Task: Images must not appear in your copy; reproduce every other part of the records exactly.

___ Records supplied

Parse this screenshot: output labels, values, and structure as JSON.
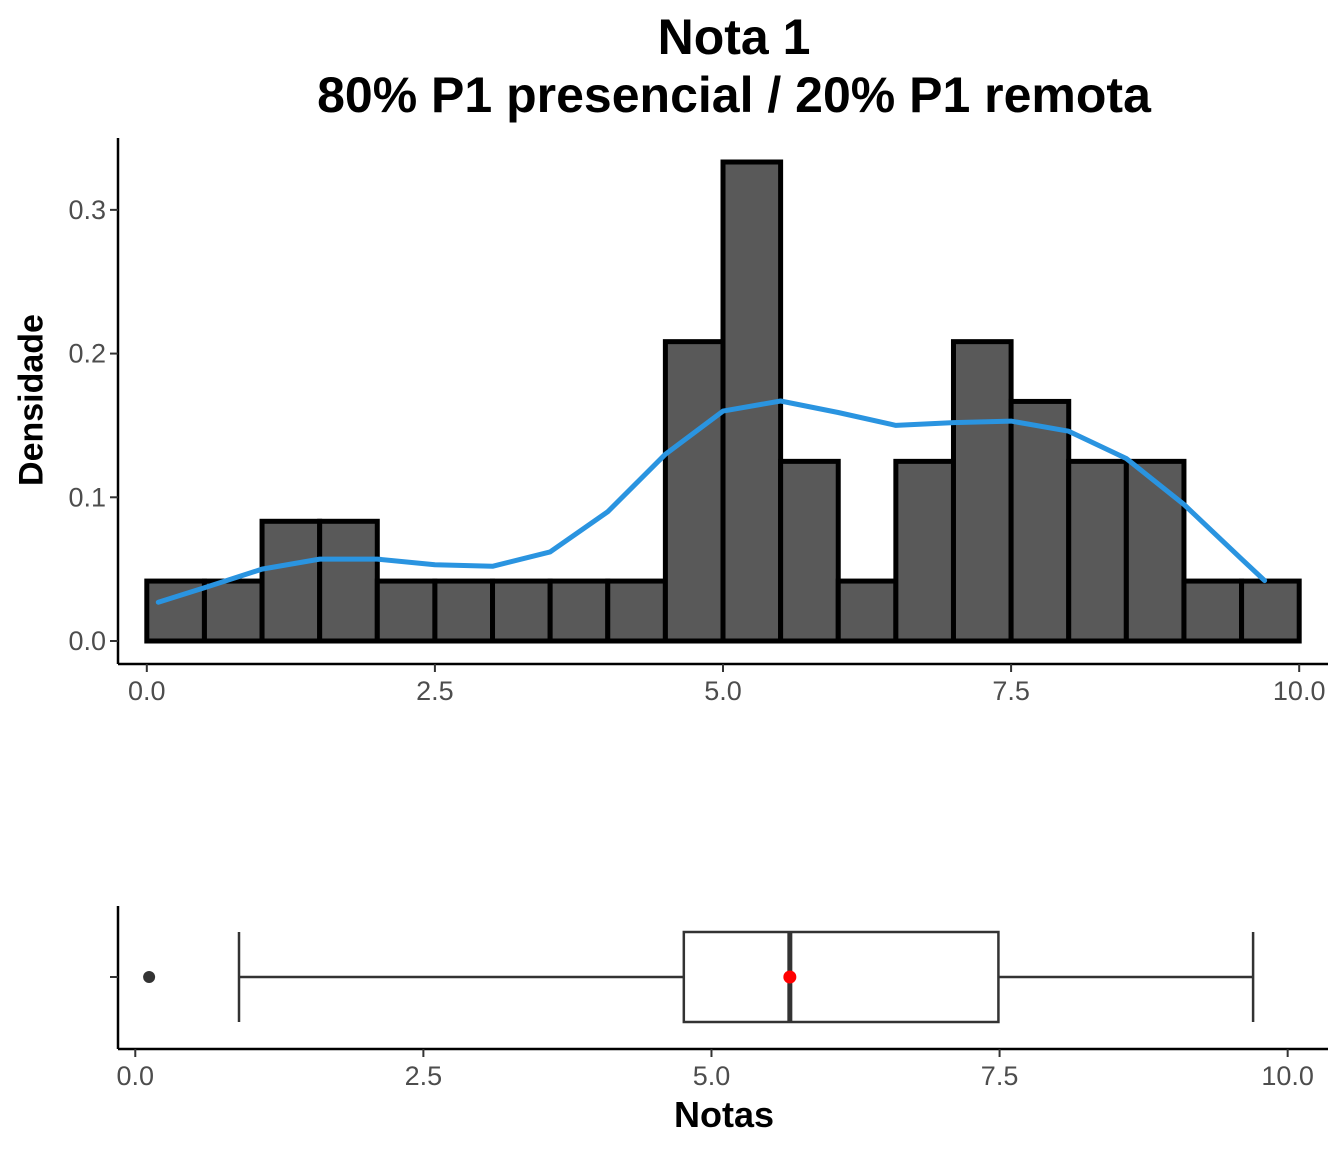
{
  "title_line1": "Nota 1",
  "title_line2": "80% P1 presencial / 20% P1 remota",
  "ylabel": "Densidade",
  "xlabel": "Notas",
  "colors": {
    "bar_fill": "#595959",
    "bar_stroke": "#000000",
    "density_line": "#2A94E0",
    "box_stroke": "#333333",
    "mean_point": "#FF0000",
    "outlier": "#333333"
  },
  "chart_data": [
    {
      "type": "histogram",
      "bin_width": 0.5,
      "bins_start": [
        0.0,
        0.5,
        1.0,
        1.5,
        2.0,
        2.5,
        3.0,
        3.5,
        4.0,
        4.5,
        5.0,
        5.5,
        6.0,
        6.5,
        7.0,
        7.5,
        8.0,
        8.5,
        9.0,
        9.5
      ],
      "values": [
        0.0417,
        0.0417,
        0.0833,
        0.0833,
        0.0417,
        0.0417,
        0.0417,
        0.0417,
        0.0417,
        0.2083,
        0.3333,
        0.125,
        0.0417,
        0.125,
        0.2083,
        0.1667,
        0.125,
        0.125,
        0.0417,
        0.0417
      ],
      "density_curve": {
        "x": [
          0.1,
          0.5,
          1.0,
          1.5,
          2.0,
          2.5,
          3.0,
          3.5,
          4.0,
          4.5,
          5.0,
          5.5,
          6.0,
          6.5,
          7.0,
          7.5,
          8.0,
          8.5,
          9.0,
          9.5,
          9.7
        ],
        "y": [
          0.027,
          0.037,
          0.05,
          0.057,
          0.057,
          0.053,
          0.052,
          0.062,
          0.09,
          0.13,
          0.16,
          0.167,
          0.159,
          0.15,
          0.152,
          0.153,
          0.146,
          0.127,
          0.095,
          0.057,
          0.042
        ]
      },
      "xlim": [
        -0.25,
        10.25
      ],
      "ylim": [
        -0.016,
        0.35
      ],
      "x_ticks": [
        "0.0",
        "2.5",
        "5.0",
        "7.5",
        "10.0"
      ],
      "y_ticks": [
        "0.0",
        "0.1",
        "0.2",
        "0.3"
      ],
      "grid": false
    },
    {
      "type": "boxplot",
      "whisker_low": 0.9,
      "q1": 4.76,
      "median": 5.68,
      "mean": 5.68,
      "q3": 7.49,
      "whisker_high": 9.7,
      "outliers": [
        0.12
      ],
      "xlim": [
        -0.15,
        10.35
      ],
      "x_ticks": [
        "0.0",
        "2.5",
        "5.0",
        "7.5",
        "10.0"
      ],
      "grid": false
    }
  ]
}
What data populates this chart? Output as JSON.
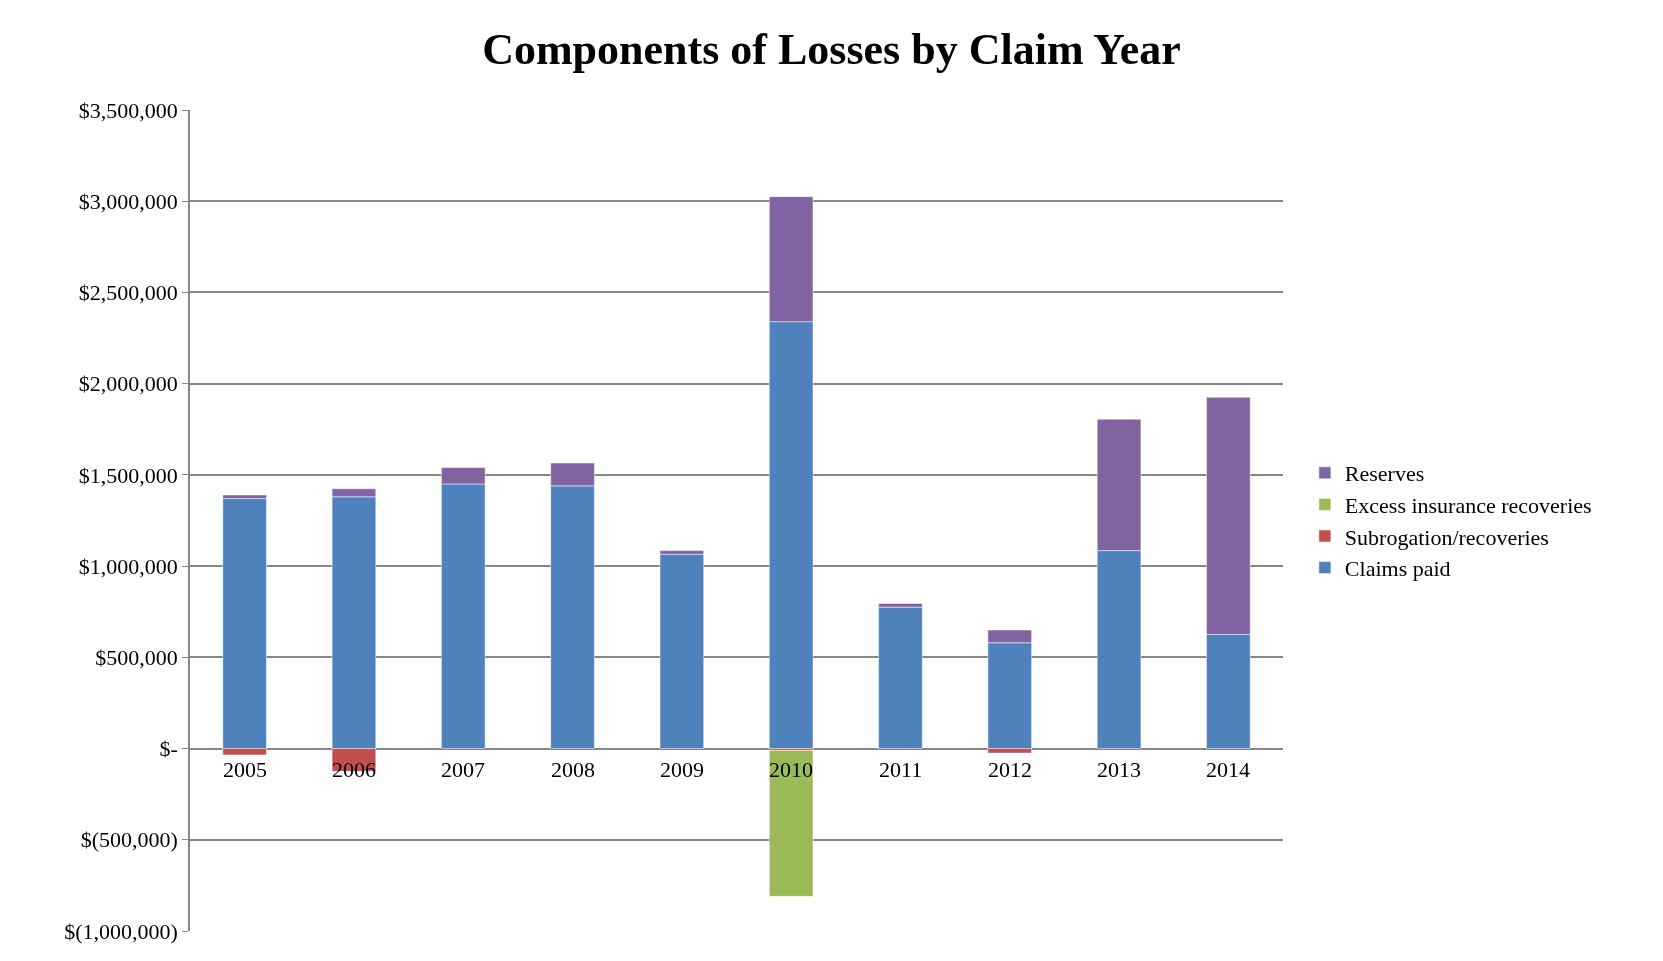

______

Answer below:
Parse this screenshot: output labels, values, and structure as JSON.
{
  "title_line1": "Nota 1",
  "title_line2": "80% P1 presencial / 20% P1 remota",
  "ylabel": "Densidade",
  "xlabel": "Notas",
  "colors": {
    "bar_fill": "#595959",
    "bar_stroke": "#000000",
    "density_line": "#2A94E0",
    "box_stroke": "#333333",
    "mean_point": "#FF0000",
    "outlier": "#333333"
  },
  "chart_data": [
    {
      "type": "histogram",
      "bin_width": 0.5,
      "bins_start": [
        0.0,
        0.5,
        1.0,
        1.5,
        2.0,
        2.5,
        3.0,
        3.5,
        4.0,
        4.5,
        5.0,
        5.5,
        6.0,
        6.5,
        7.0,
        7.5,
        8.0,
        8.5,
        9.0,
        9.5
      ],
      "values": [
        0.0417,
        0.0417,
        0.0833,
        0.0833,
        0.0417,
        0.0417,
        0.0417,
        0.0417,
        0.0417,
        0.2083,
        0.3333,
        0.125,
        0.0417,
        0.125,
        0.2083,
        0.1667,
        0.125,
        0.125,
        0.0417,
        0.0417
      ],
      "density_curve": {
        "x": [
          0.1,
          0.5,
          1.0,
          1.5,
          2.0,
          2.5,
          3.0,
          3.5,
          4.0,
          4.5,
          5.0,
          5.5,
          6.0,
          6.5,
          7.0,
          7.5,
          8.0,
          8.5,
          9.0,
          9.5,
          9.7
        ],
        "y": [
          0.027,
          0.037,
          0.05,
          0.057,
          0.057,
          0.053,
          0.052,
          0.062,
          0.09,
          0.13,
          0.16,
          0.167,
          0.159,
          0.15,
          0.152,
          0.153,
          0.146,
          0.127,
          0.095,
          0.057,
          0.042
        ]
      },
      "xlim": [
        -0.25,
        10.25
      ],
      "ylim": [
        -0.016,
        0.35
      ],
      "x_ticks": [
        "0.0",
        "2.5",
        "5.0",
        "7.5",
        "10.0"
      ],
      "y_ticks": [
        "0.0",
        "0.1",
        "0.2",
        "0.3"
      ],
      "grid": false
    },
    {
      "type": "boxplot",
      "whisker_low": 0.9,
      "q1": 4.76,
      "median": 5.68,
      "mean": 5.68,
      "q3": 7.49,
      "whisker_high": 9.7,
      "outliers": [
        0.12
      ],
      "xlim": [
        -0.15,
        10.35
      ],
      "x_ticks": [
        "0.0",
        "2.5",
        "5.0",
        "7.5",
        "10.0"
      ],
      "grid": false
    }
  ]
}
What data populates this chart? Output as JSON.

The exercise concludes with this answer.